### The data
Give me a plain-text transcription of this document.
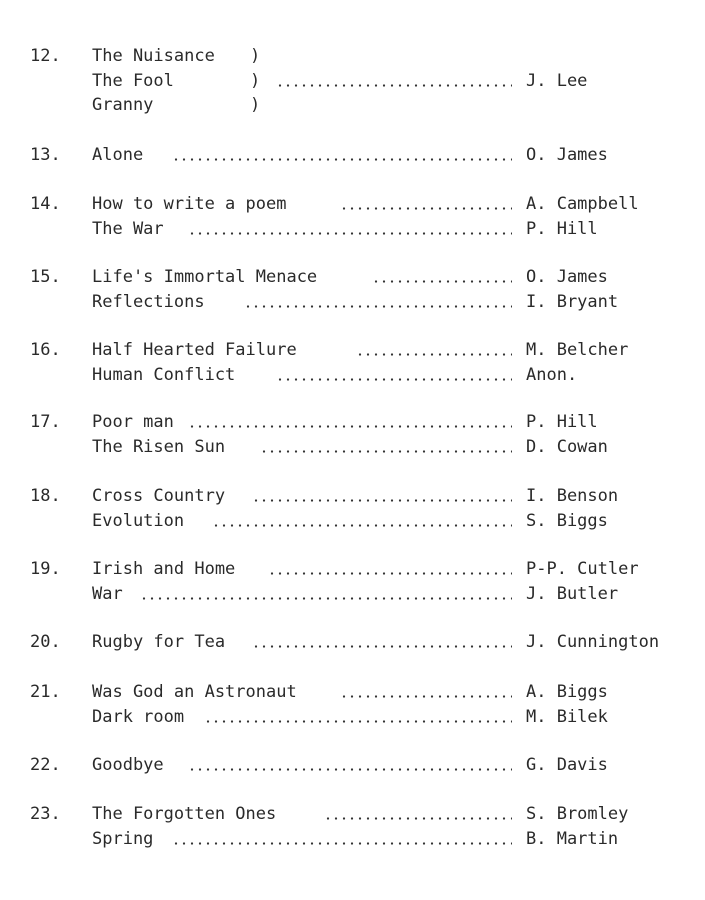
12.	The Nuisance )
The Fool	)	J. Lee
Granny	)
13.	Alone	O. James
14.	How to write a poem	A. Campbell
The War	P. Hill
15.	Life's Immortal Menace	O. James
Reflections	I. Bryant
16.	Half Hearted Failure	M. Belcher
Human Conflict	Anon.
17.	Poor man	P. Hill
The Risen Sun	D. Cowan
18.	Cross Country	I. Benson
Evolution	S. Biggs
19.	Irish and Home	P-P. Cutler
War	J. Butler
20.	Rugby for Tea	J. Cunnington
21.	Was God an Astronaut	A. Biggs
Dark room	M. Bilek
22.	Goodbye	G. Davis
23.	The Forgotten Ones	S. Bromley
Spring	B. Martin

### Stated goal
Copy out all the records exactly, excluding pictures.

### Exercise output
Give me a plain-text transcription of this document.
12.	The Nuisance )
The Fool	)	J. Lee
Granny	)
13.	Alone	O. James
14.	How to write a poem	A. Campbell
The War	P. Hill
15.	Life's Immortal Menace	O. James
Reflections	I. Bryant
16.	Half Hearted Failure	M. Belcher
Human Conflict	Anon.
17.	Poor man	P. Hill
The Risen Sun	D. Cowan
18.	Cross Country	I. Benson
Evolution	S. Biggs
19.	Irish and Home	P-P. Cutler
War	J. Butler
20.	Rugby for Tea	J. Cunnington
21.	Was God an Astronaut	A. Biggs
Dark room	M. Bilek
22.	Goodbye	G. Davis
23.	The Forgotten Ones	S. Bromley
Spring	B. Martin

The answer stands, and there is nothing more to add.